→ TASK:
Set down the full listing exactly, character for character.

→ MATERIAL TO PROCESS:
◇ ◇ ◇ ◇
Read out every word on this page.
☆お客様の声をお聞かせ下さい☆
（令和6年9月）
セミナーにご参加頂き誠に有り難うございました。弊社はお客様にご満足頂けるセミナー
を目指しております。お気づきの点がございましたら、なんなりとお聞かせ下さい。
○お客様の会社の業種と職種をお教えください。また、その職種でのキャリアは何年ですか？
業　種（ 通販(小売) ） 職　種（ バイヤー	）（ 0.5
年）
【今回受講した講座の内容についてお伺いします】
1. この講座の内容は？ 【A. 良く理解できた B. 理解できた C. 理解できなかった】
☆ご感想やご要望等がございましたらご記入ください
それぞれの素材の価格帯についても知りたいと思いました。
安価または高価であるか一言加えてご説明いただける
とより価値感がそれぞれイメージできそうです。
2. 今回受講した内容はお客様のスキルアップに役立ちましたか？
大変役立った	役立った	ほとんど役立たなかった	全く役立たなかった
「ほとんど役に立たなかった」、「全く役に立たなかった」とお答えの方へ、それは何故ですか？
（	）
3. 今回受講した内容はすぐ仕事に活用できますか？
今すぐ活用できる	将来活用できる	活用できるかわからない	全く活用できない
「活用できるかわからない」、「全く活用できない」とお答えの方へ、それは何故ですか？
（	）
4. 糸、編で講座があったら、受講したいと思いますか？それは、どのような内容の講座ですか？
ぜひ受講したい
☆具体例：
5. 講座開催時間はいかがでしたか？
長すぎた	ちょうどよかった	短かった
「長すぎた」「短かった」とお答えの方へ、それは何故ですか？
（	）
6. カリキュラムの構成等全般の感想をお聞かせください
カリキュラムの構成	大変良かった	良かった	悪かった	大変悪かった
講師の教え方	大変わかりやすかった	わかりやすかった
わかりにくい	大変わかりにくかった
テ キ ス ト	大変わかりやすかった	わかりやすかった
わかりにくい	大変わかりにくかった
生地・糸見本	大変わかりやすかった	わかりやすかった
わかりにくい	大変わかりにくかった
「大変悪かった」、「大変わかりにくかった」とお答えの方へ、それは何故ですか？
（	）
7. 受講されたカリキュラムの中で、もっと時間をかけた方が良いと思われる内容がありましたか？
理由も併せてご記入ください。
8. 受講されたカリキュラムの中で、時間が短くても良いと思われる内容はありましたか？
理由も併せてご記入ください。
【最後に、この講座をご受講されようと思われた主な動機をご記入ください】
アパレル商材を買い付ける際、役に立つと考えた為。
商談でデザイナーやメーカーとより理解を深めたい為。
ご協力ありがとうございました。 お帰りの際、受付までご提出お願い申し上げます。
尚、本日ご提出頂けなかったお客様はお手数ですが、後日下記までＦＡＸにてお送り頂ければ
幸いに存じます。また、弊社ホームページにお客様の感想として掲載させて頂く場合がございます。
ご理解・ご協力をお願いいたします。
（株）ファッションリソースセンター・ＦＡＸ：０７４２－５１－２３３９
◇ ◇ ◇ ◇
→ ANSWER:
Read out every word on this page.
☆お客様の声をお聞かせ下さい☆
（令和6年9月）
セミナーにご参加頂き誠に有り難うございました。弊社はお客様にご満足頂けるセミナー
を目指しております。お気づきの点がございましたら、なんなりとお聞かせ下さい。
○お客様の会社の業種と職種をお教えください。また、その職種でのキャリアは何年ですか？
業　種（ 通販(小売) ） 職　種（ バイヤー	）（ 0.5
年）
【今回受講した講座の内容についてお伺いします】
1. この講座の内容は？ 【A. 良く理解できた B. 理解できた C. 理解できなかった】
☆ご感想やご要望等がございましたらご記入ください
それぞれの素材の価格帯についても知りたいと思いました。
安価または高価であるか一言加えてご説明いただける
とより価値感がそれぞれイメージできそうです。
2. 今回受講した内容はお客様のスキルアップに役立ちましたか？
大変役立った	役立った	ほとんど役立たなかった	全く役立たなかった
「ほとんど役に立たなかった」、「全く役に立たなかった」とお答えの方へ、それは何故ですか？
（	）
3. 今回受講した内容はすぐ仕事に活用できますか？
今すぐ活用できる	将来活用できる	活用できるかわからない	全く活用できない
「活用できるかわからない」、「全く活用できない」とお答えの方へ、それは何故ですか？
（	）
4. 糸、編で講座があったら、受講したいと思いますか？それは、どのような内容の講座ですか？
ぜひ受講したい
☆具体例：
5. 講座開催時間はいかがでしたか？
長すぎた	ちょうどよかった	短かった
「長すぎた」「短かった」とお答えの方へ、それは何故ですか？
（	）
6. カリキュラムの構成等全般の感想をお聞かせください
カリキュラムの構成	大変良かった	良かった	悪かった	大変悪かった
講師の教え方	大変わかりやすかった	わかりやすかった
わかりにくい	大変わかりにくかった
テ キ ス ト	大変わかりやすかった	わかりやすかった
わかりにくい	大変わかりにくかった
生地・糸見本	大変わかりやすかった	わかりやすかった
わかりにくい	大変わかりにくかった
「大変悪かった」、「大変わかりにくかった」とお答えの方へ、それは何故ですか？
（	）
7. 受講されたカリキュラムの中で、もっと時間をかけた方が良いと思われる内容がありましたか？
理由も併せてご記入ください。
8. 受講されたカリキュラムの中で、時間が短くても良いと思われる内容はありましたか？
理由も併せてご記入ください。
【最後に、この講座をご受講されようと思われた主な動機をご記入ください】
アパレル商材を買い付ける際、役に立つと考えた為。
商談でデザイナーやメーカーとより理解を深めたい為。
ご協力ありがとうございました。 お帰りの際、受付までご提出お願い申し上げます。
尚、本日ご提出頂けなかったお客様はお手数ですが、後日下記までＦＡＸにてお送り頂ければ
幸いに存じます。また、弊社ホームページにお客様の感想として掲載させて頂く場合がございます。
ご理解・ご協力をお願いいたします。
（株）ファッションリソースセンター・ＦＡＸ：０７４２－５１－２３３９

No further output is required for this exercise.